### Stated task
Carry none of the pictures over; set down the material below exactly.
---
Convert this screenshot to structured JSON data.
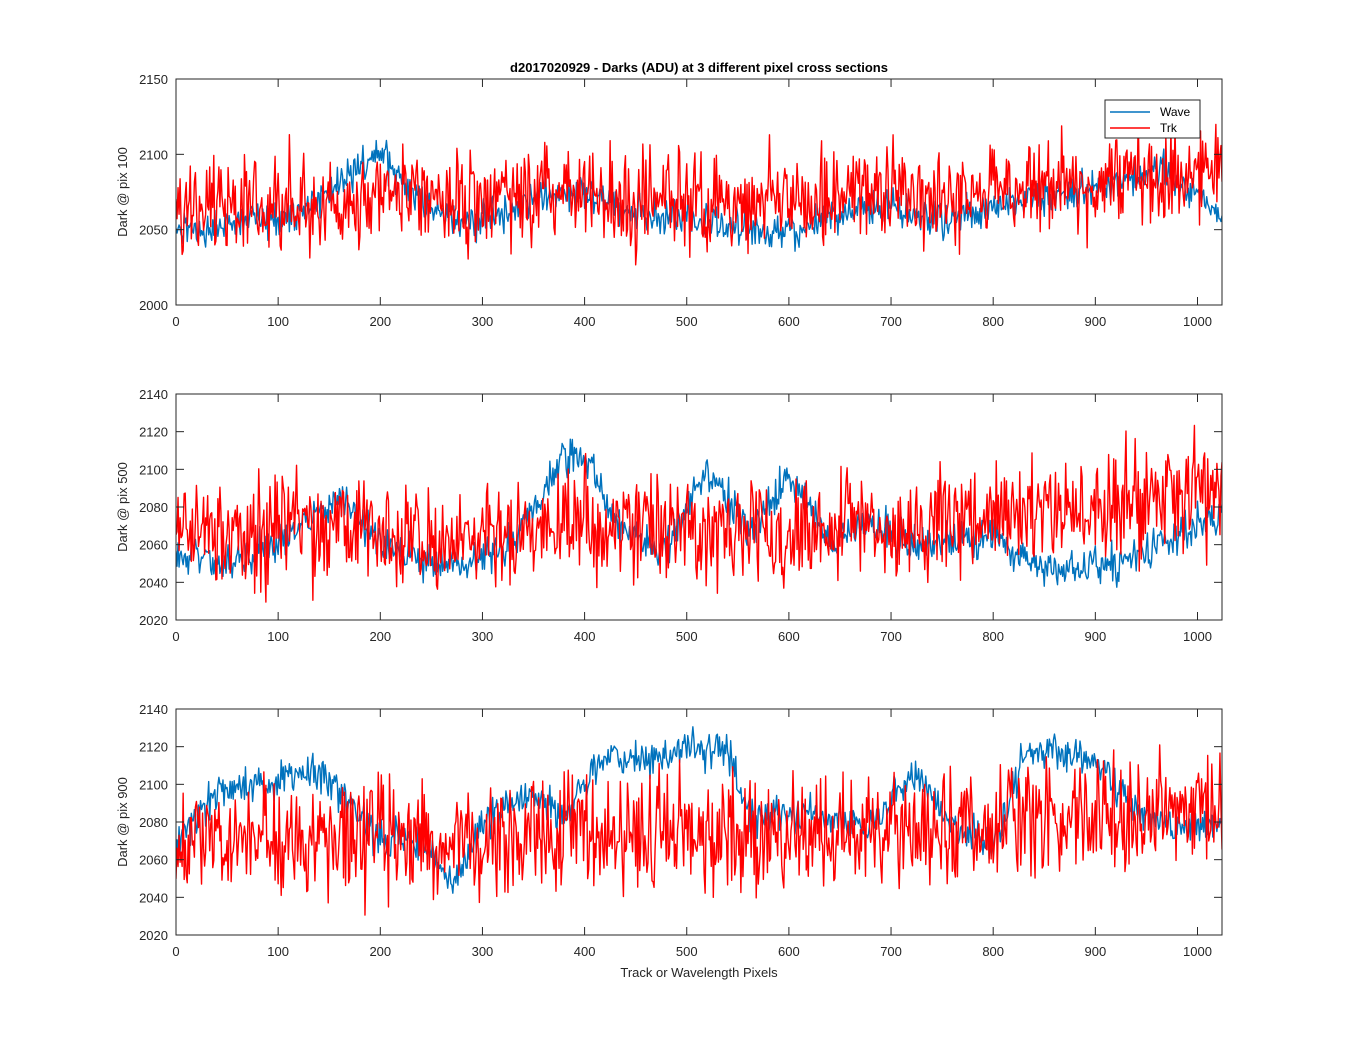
{
  "figure": {
    "title": "d2017020929 - Darks (ADU) at 3 different pixel cross sections",
    "xlabel": "Track or Wavelength Pixels"
  },
  "legend": {
    "placement": "top-right",
    "entries": [
      {
        "name": "Wave",
        "color": "#0072BD"
      },
      {
        "name": "Trk",
        "color": "#FF0000"
      }
    ]
  },
  "chart_data": [
    {
      "type": "line",
      "ylabel": "Dark @ pix 100",
      "xlim": [
        0,
        1024
      ],
      "ylim": [
        2000,
        2150
      ],
      "xticks": [
        0,
        100,
        200,
        300,
        400,
        500,
        600,
        700,
        800,
        900,
        1000
      ],
      "yticks": [
        2000,
        2050,
        2100,
        2150
      ],
      "x": [
        0,
        40,
        80,
        120,
        160,
        200,
        240,
        280,
        320,
        360,
        400,
        440,
        480,
        520,
        560,
        600,
        640,
        680,
        720,
        760,
        800,
        840,
        880,
        920,
        960,
        1000,
        1024
      ],
      "series": [
        {
          "name": "Wave",
          "color": "#0072BD",
          "noise": 6,
          "values": [
            2048,
            2052,
            2056,
            2062,
            2080,
            2100,
            2070,
            2055,
            2060,
            2072,
            2076,
            2064,
            2058,
            2054,
            2050,
            2046,
            2058,
            2066,
            2062,
            2058,
            2066,
            2072,
            2072,
            2082,
            2090,
            2075,
            2060
          ]
        },
        {
          "name": "Trk",
          "color": "#FF0000",
          "noise": 16,
          "values": [
            2064,
            2066,
            2068,
            2070,
            2068,
            2074,
            2070,
            2068,
            2072,
            2075,
            2074,
            2072,
            2070,
            2068,
            2070,
            2068,
            2072,
            2075,
            2074,
            2072,
            2075,
            2078,
            2080,
            2082,
            2085,
            2086,
            2088
          ]
        }
      ]
    },
    {
      "type": "line",
      "ylabel": "Dark @ pix 500",
      "xlim": [
        0,
        1024
      ],
      "ylim": [
        2020,
        2140
      ],
      "xticks": [
        0,
        100,
        200,
        300,
        400,
        500,
        600,
        700,
        800,
        900,
        1000
      ],
      "yticks": [
        2020,
        2040,
        2060,
        2080,
        2100,
        2120,
        2140
      ],
      "x": [
        0,
        40,
        80,
        120,
        160,
        200,
        240,
        280,
        320,
        360,
        380,
        400,
        440,
        480,
        520,
        560,
        600,
        640,
        680,
        720,
        760,
        800,
        840,
        880,
        920,
        960,
        1000,
        1024
      ],
      "series": [
        {
          "name": "Wave",
          "color": "#0072BD",
          "noise": 5,
          "values": [
            2058,
            2050,
            2055,
            2070,
            2085,
            2060,
            2052,
            2048,
            2058,
            2085,
            2106,
            2108,
            2065,
            2058,
            2100,
            2065,
            2098,
            2062,
            2072,
            2058,
            2060,
            2065,
            2048,
            2046,
            2050,
            2060,
            2072,
            2075
          ]
        },
        {
          "name": "Trk",
          "color": "#FF0000",
          "noise": 14,
          "values": [
            2070,
            2062,
            2064,
            2070,
            2072,
            2066,
            2064,
            2062,
            2066,
            2070,
            2072,
            2074,
            2070,
            2068,
            2070,
            2066,
            2072,
            2070,
            2072,
            2068,
            2074,
            2076,
            2078,
            2080,
            2082,
            2084,
            2088,
            2090
          ]
        }
      ]
    },
    {
      "type": "line",
      "ylabel": "Dark @ pix 900",
      "xlim": [
        0,
        1024
      ],
      "ylim": [
        2020,
        2140
      ],
      "xticks": [
        0,
        100,
        200,
        300,
        400,
        500,
        600,
        700,
        800,
        900,
        1000
      ],
      "yticks": [
        2020,
        2040,
        2060,
        2080,
        2100,
        2120,
        2140
      ],
      "x": [
        0,
        40,
        60,
        100,
        130,
        160,
        200,
        240,
        270,
        300,
        340,
        380,
        420,
        460,
        500,
        540,
        560,
        600,
        640,
        680,
        720,
        760,
        800,
        830,
        860,
        900,
        940,
        980,
        1024
      ],
      "series": [
        {
          "name": "Wave",
          "color": "#0072BD",
          "noise": 5,
          "values": [
            2068,
            2095,
            2098,
            2100,
            2108,
            2096,
            2070,
            2072,
            2048,
            2080,
            2095,
            2082,
            2115,
            2112,
            2118,
            2120,
            2082,
            2084,
            2082,
            2078,
            2106,
            2080,
            2066,
            2114,
            2118,
            2112,
            2086,
            2078,
            2080
          ]
        },
        {
          "name": "Trk",
          "color": "#FF0000",
          "noise": 15,
          "values": [
            2066,
            2068,
            2070,
            2072,
            2070,
            2068,
            2070,
            2068,
            2066,
            2070,
            2072,
            2074,
            2072,
            2070,
            2074,
            2072,
            2074,
            2072,
            2074,
            2076,
            2074,
            2076,
            2080,
            2082,
            2084,
            2085,
            2086,
            2088,
            2090
          ]
        }
      ]
    }
  ]
}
---
### Task output
Convert this screenshot to structured JSON data.
{
  "figure": {
    "title": "d2017020929 - Darks (ADU) at 3 different pixel cross sections",
    "xlabel": "Track or Wavelength Pixels"
  },
  "legend": {
    "placement": "top-right",
    "entries": [
      {
        "name": "Wave",
        "color": "#0072BD"
      },
      {
        "name": "Trk",
        "color": "#FF0000"
      }
    ]
  },
  "chart_data": [
    {
      "type": "line",
      "ylabel": "Dark @ pix 100",
      "xlim": [
        0,
        1024
      ],
      "ylim": [
        2000,
        2150
      ],
      "xticks": [
        0,
        100,
        200,
        300,
        400,
        500,
        600,
        700,
        800,
        900,
        1000
      ],
      "yticks": [
        2000,
        2050,
        2100,
        2150
      ],
      "x": [
        0,
        40,
        80,
        120,
        160,
        200,
        240,
        280,
        320,
        360,
        400,
        440,
        480,
        520,
        560,
        600,
        640,
        680,
        720,
        760,
        800,
        840,
        880,
        920,
        960,
        1000,
        1024
      ],
      "series": [
        {
          "name": "Wave",
          "color": "#0072BD",
          "noise": 6,
          "values": [
            2048,
            2052,
            2056,
            2062,
            2080,
            2100,
            2070,
            2055,
            2060,
            2072,
            2076,
            2064,
            2058,
            2054,
            2050,
            2046,
            2058,
            2066,
            2062,
            2058,
            2066,
            2072,
            2072,
            2082,
            2090,
            2075,
            2060
          ]
        },
        {
          "name": "Trk",
          "color": "#FF0000",
          "noise": 16,
          "values": [
            2064,
            2066,
            2068,
            2070,
            2068,
            2074,
            2070,
            2068,
            2072,
            2075,
            2074,
            2072,
            2070,
            2068,
            2070,
            2068,
            2072,
            2075,
            2074,
            2072,
            2075,
            2078,
            2080,
            2082,
            2085,
            2086,
            2088
          ]
        }
      ]
    },
    {
      "type": "line",
      "ylabel": "Dark @ pix 500",
      "xlim": [
        0,
        1024
      ],
      "ylim": [
        2020,
        2140
      ],
      "xticks": [
        0,
        100,
        200,
        300,
        400,
        500,
        600,
        700,
        800,
        900,
        1000
      ],
      "yticks": [
        2020,
        2040,
        2060,
        2080,
        2100,
        2120,
        2140
      ],
      "x": [
        0,
        40,
        80,
        120,
        160,
        200,
        240,
        280,
        320,
        360,
        380,
        400,
        440,
        480,
        520,
        560,
        600,
        640,
        680,
        720,
        760,
        800,
        840,
        880,
        920,
        960,
        1000,
        1024
      ],
      "series": [
        {
          "name": "Wave",
          "color": "#0072BD",
          "noise": 5,
          "values": [
            2058,
            2050,
            2055,
            2070,
            2085,
            2060,
            2052,
            2048,
            2058,
            2085,
            2106,
            2108,
            2065,
            2058,
            2100,
            2065,
            2098,
            2062,
            2072,
            2058,
            2060,
            2065,
            2048,
            2046,
            2050,
            2060,
            2072,
            2075
          ]
        },
        {
          "name": "Trk",
          "color": "#FF0000",
          "noise": 14,
          "values": [
            2070,
            2062,
            2064,
            2070,
            2072,
            2066,
            2064,
            2062,
            2066,
            2070,
            2072,
            2074,
            2070,
            2068,
            2070,
            2066,
            2072,
            2070,
            2072,
            2068,
            2074,
            2076,
            2078,
            2080,
            2082,
            2084,
            2088,
            2090
          ]
        }
      ]
    },
    {
      "type": "line",
      "ylabel": "Dark @ pix 900",
      "xlim": [
        0,
        1024
      ],
      "ylim": [
        2020,
        2140
      ],
      "xticks": [
        0,
        100,
        200,
        300,
        400,
        500,
        600,
        700,
        800,
        900,
        1000
      ],
      "yticks": [
        2020,
        2040,
        2060,
        2080,
        2100,
        2120,
        2140
      ],
      "x": [
        0,
        40,
        60,
        100,
        130,
        160,
        200,
        240,
        270,
        300,
        340,
        380,
        420,
        460,
        500,
        540,
        560,
        600,
        640,
        680,
        720,
        760,
        800,
        830,
        860,
        900,
        940,
        980,
        1024
      ],
      "series": [
        {
          "name": "Wave",
          "color": "#0072BD",
          "noise": 5,
          "values": [
            2068,
            2095,
            2098,
            2100,
            2108,
            2096,
            2070,
            2072,
            2048,
            2080,
            2095,
            2082,
            2115,
            2112,
            2118,
            2120,
            2082,
            2084,
            2082,
            2078,
            2106,
            2080,
            2066,
            2114,
            2118,
            2112,
            2086,
            2078,
            2080
          ]
        },
        {
          "name": "Trk",
          "color": "#FF0000",
          "noise": 15,
          "values": [
            2066,
            2068,
            2070,
            2072,
            2070,
            2068,
            2070,
            2068,
            2066,
            2070,
            2072,
            2074,
            2072,
            2070,
            2074,
            2072,
            2074,
            2072,
            2074,
            2076,
            2074,
            2076,
            2080,
            2082,
            2084,
            2085,
            2086,
            2088,
            2090
          ]
        }
      ]
    }
  ]
}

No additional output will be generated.